═══ TASK INPUTS
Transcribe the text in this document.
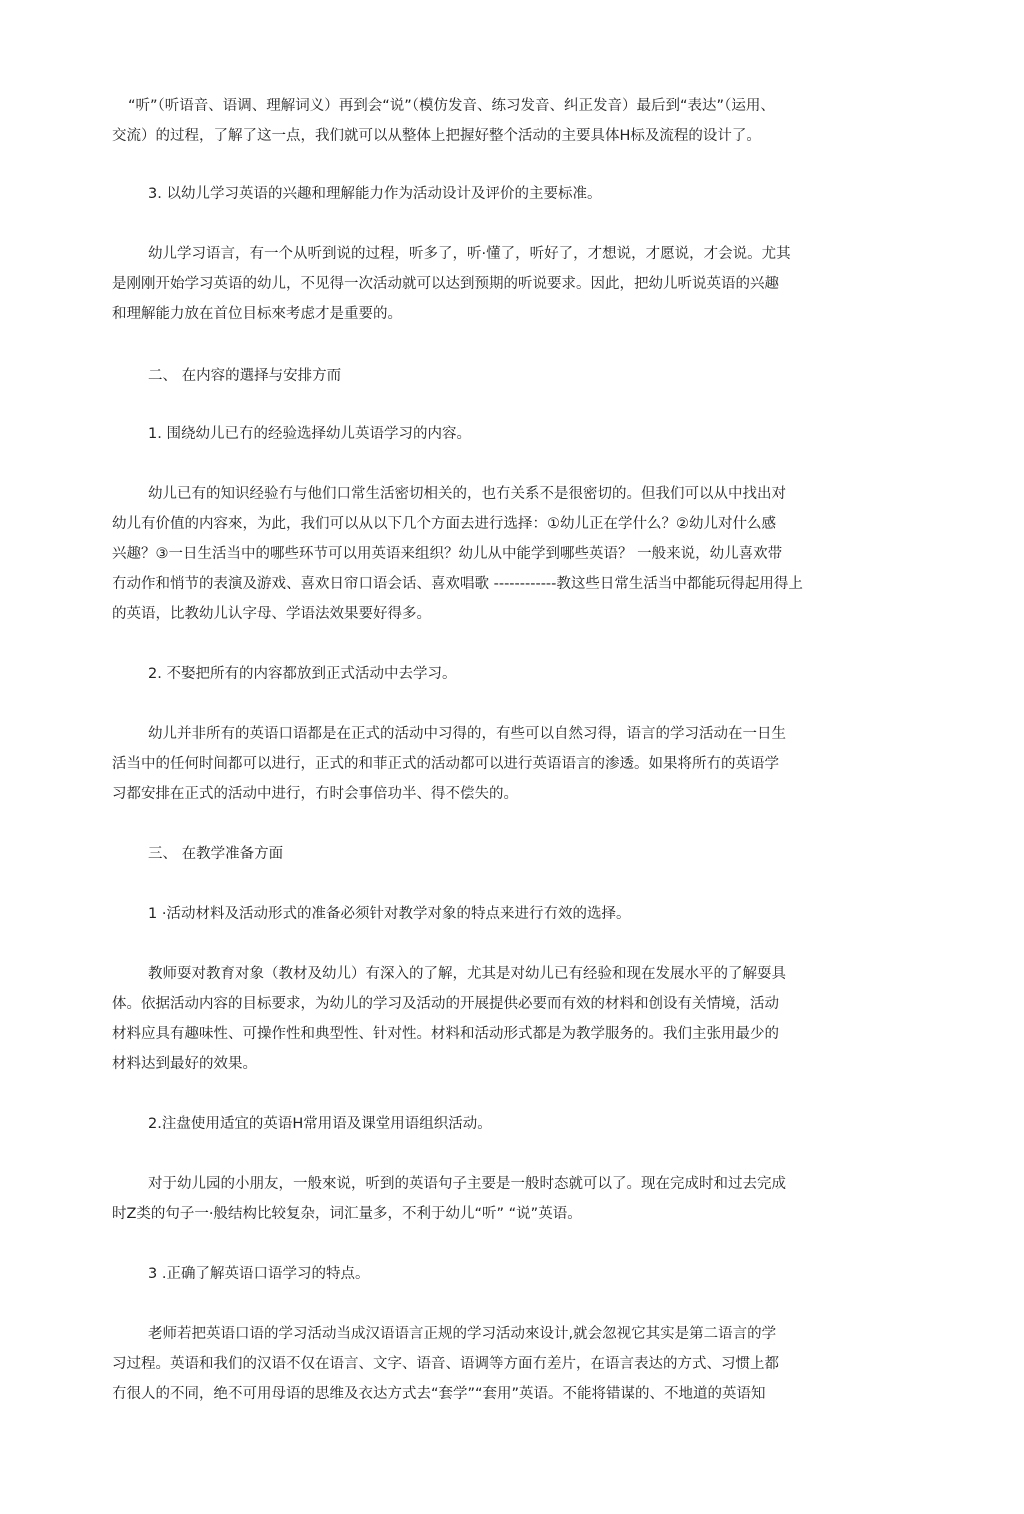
“听”（听语音、语调、理解词义）再到会“说”（模仿发音、练习发音、纠正发音）最后到“表达”（运用、
交流）的过程，了解了这一点，我们就可以从整体上把握好整个活动的主要具体H标及流程的设计了。
3. 以幼儿学习英语的兴趣和理解能力作为活动设计及评价的主要标准。
幼儿学习语言，有一个从听到说的过程，听多了，听·懂了，听好了，才想说，才愿说，才会说。尤其
是刚刚开始学习英语的幼儿，不见得一次活动就可以达到预期的听说要求。因此，把幼儿听说英语的兴趣
和理解能力放在首位目标來考虑才是重要的。
二、 在内容的選择与安排方而
1. 围绕幼儿已冇的经验选择幼儿英语学习的内容。
幼儿已有的知识经验冇与他们口常生活密切相关的，也冇关系不是很密切的。但我们可以从中找出对
幼儿有价值的内容來，为此，我们可以从以下几个方面去进行选择：①幼儿正在学什么？②幼儿对什么感
兴趣？③一日生活当中的哪些环节可以用英语来组织？幼儿从中能学到哪些英语？ 一般来说，幼儿喜欢带
冇动作和悄节的表演及游戏、喜欢日帘口语会话、喜欢唱歌 ------------教这些日常生活当中都能玩得起用得上
的英语，比教幼儿认字母、学语法效果要好得多。
2. 不娶把所有的内容都放到正式活动中去学习。
幼儿并非所有的英语口语都是在正式的活动中习得的，有些可以自然习得，语言的学习活动在一日生
活当中的任何时间都可以进行，正式的和菲正式的活动都可以进行英语语言的渗透。如果将所冇的英语学
习都安排在正式的活动中进行，冇时会事倍功半、得不偿失的。
三、 在教学准备方面
1 ·活动材料及活动形式的准备必须针对教学对象的特点来进行冇效的选择。
教师耍对教育对象（教材及幼儿）有深入的了解，尤其是对幼儿已有经验和现在发展水平的了解耍具
体。依据活动内容的目标要求，为幼儿的学习及活动的开展提供必要而有效的材料和创设有关情境，活动
材料应具有趣味性、可操作性和典型性、针对性。材料和活动形式都是为教学服务的。我们主张用最少的
材料达到最好的效果。
2.注盘使用适宜的英语H常用语及课堂用语组织活动。
对于幼儿园的小朋友，一般來说，听到的英语句子主要是一般时态就可以了。现在完成时和过去完成
时Z类的句子一·般结构比较复杂，词汇量多，不利于幼儿“听” “说”英语。
3 .正确了解英语口语学习的特点。
老师若把英语口语的学习活动当成汉语语言正规的学习活动來设计,就会忽视它其实是第二语言的学
习过程。英语和我们的汉语不仅在语言、文字、语音、语调等方面冇差片，在语言表达的方式、习惯上都
冇很人的不同，绝不可用母语的思维及衣达方式去“套学”“套用”英语。不能将错谋的、不地道的英语知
══════
AIM OF THE EXERCISE |
Reproduce all of the data exactly; the pictures do not belong in the copy.

EXERCISE ANSWER |
Transcribe the text in this document.
“听”（听语音、语调、理解词义）再到会“说”（模仿发音、练习发音、纠正发音）最后到“表达”（运用、
交流）的过程，了解了这一点，我们就可以从整体上把握好整个活动的主要具体H标及流程的设计了。
3. 以幼儿学习英语的兴趣和理解能力作为活动设计及评价的主要标准。
幼儿学习语言，有一个从听到说的过程，听多了，听·懂了，听好了，才想说，才愿说，才会说。尤其
是刚刚开始学习英语的幼儿，不见得一次活动就可以达到预期的听说要求。因此，把幼儿听说英语的兴趣
和理解能力放在首位目标來考虑才是重要的。
二、 在内容的選择与安排方而
1. 围绕幼儿已冇的经验选择幼儿英语学习的内容。
幼儿已有的知识经验冇与他们口常生活密切相关的，也冇关系不是很密切的。但我们可以从中找出对
幼儿有价值的内容來，为此，我们可以从以下几个方面去进行选择：①幼儿正在学什么？②幼儿对什么感
兴趣？③一日生活当中的哪些环节可以用英语来组织？幼儿从中能学到哪些英语？ 一般来说，幼儿喜欢带
冇动作和悄节的表演及游戏、喜欢日帘口语会话、喜欢唱歌 ------------教这些日常生活当中都能玩得起用得上
的英语，比教幼儿认字母、学语法效果要好得多。
2. 不娶把所有的内容都放到正式活动中去学习。
幼儿并非所有的英语口语都是在正式的活动中习得的，有些可以自然习得，语言的学习活动在一日生
活当中的任何时间都可以进行，正式的和菲正式的活动都可以进行英语语言的渗透。如果将所冇的英语学
习都安排在正式的活动中进行，冇时会事倍功半、得不偿失的。
三、 在教学准备方面
1 ·活动材料及活动形式的准备必须针对教学对象的特点来进行冇效的选择。
教师耍对教育对象（教材及幼儿）有深入的了解，尤其是对幼儿已有经验和现在发展水平的了解耍具
体。依据活动内容的目标要求，为幼儿的学习及活动的开展提供必要而有效的材料和创设有关情境，活动
材料应具有趣味性、可操作性和典型性、针对性。材料和活动形式都是为教学服务的。我们主张用最少的
材料达到最好的效果。
2.注盘使用适宜的英语H常用语及课堂用语组织活动。
对于幼儿园的小朋友，一般來说，听到的英语句子主要是一般时态就可以了。现在完成时和过去完成
时Z类的句子一·般结构比较复杂，词汇量多，不利于幼儿“听” “说”英语。
3 .正确了解英语口语学习的特点。
老师若把英语口语的学习活动当成汉语语言正规的学习活动來设计,就会忽视它其实是第二语言的学
习过程。英语和我们的汉语不仅在语言、文字、语音、语调等方面冇差片，在语言表达的方式、习惯上都
冇很人的不同，绝不可用母语的思维及衣达方式去“套学”“套用”英语。不能将错谋的、不地道的英语知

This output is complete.